[WHAT YOU SHOULD DO]:
Reproduce the data exactly.

— begin EXTRACTED RECORDS —

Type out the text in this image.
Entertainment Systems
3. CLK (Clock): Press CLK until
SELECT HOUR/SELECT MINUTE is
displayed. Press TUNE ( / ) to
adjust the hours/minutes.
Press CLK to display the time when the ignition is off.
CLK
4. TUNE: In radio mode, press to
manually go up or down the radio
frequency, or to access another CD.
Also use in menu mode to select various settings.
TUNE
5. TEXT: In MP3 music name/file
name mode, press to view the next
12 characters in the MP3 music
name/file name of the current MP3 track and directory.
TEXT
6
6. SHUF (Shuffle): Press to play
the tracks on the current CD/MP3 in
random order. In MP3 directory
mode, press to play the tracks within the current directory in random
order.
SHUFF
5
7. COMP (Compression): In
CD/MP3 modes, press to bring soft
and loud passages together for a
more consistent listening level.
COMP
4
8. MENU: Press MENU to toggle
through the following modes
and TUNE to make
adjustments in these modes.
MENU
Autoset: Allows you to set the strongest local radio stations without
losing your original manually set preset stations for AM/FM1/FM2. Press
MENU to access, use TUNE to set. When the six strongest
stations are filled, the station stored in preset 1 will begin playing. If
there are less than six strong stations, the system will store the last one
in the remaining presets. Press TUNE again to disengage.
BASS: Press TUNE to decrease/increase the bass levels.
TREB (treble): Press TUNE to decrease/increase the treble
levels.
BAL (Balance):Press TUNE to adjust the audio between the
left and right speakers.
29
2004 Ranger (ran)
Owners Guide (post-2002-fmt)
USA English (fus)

— end EXTRACTED RECORDS —

[EXPECTED ANSWER]:
Type out the text in this image.
Entertainment Systems
3. CLK (Clock): Press CLK until
SELECT HOUR/SELECT MINUTE is
displayed. Press TUNE ( / ) to
adjust the hours/minutes.
Press CLK to display the time when the ignition is off.
CLK
4. TUNE: In radio mode, press to
manually go up or down the radio
frequency, or to access another CD.
Also use in menu mode to select various settings.
TUNE
5. TEXT: In MP3 music name/file
name mode, press to view the next
12 characters in the MP3 music
name/file name of the current MP3 track and directory.
TEXT
6
6. SHUF (Shuffle): Press to play
the tracks on the current CD/MP3 in
random order. In MP3 directory
mode, press to play the tracks within the current directory in random
order.
SHUFF
5
7. COMP (Compression): In
CD/MP3 modes, press to bring soft
and loud passages together for a
more consistent listening level.
COMP
4
8. MENU: Press MENU to toggle
through the following modes
and TUNE to make
adjustments in these modes.
MENU
Autoset: Allows you to set the strongest local radio stations without
losing your original manually set preset stations for AM/FM1/FM2. Press
MENU to access, use TUNE to set. When the six strongest
stations are filled, the station stored in preset 1 will begin playing. If
there are less than six strong stations, the system will store the last one
in the remaining presets. Press TUNE again to disengage.
BASS: Press TUNE to decrease/increase the bass levels.
TREB (treble): Press TUNE to decrease/increase the treble
levels.
BAL (Balance):Press TUNE to adjust the audio between the
left and right speakers.
29
2004 Ranger (ran)
Owners Guide (post-2002-fmt)
USA English (fus)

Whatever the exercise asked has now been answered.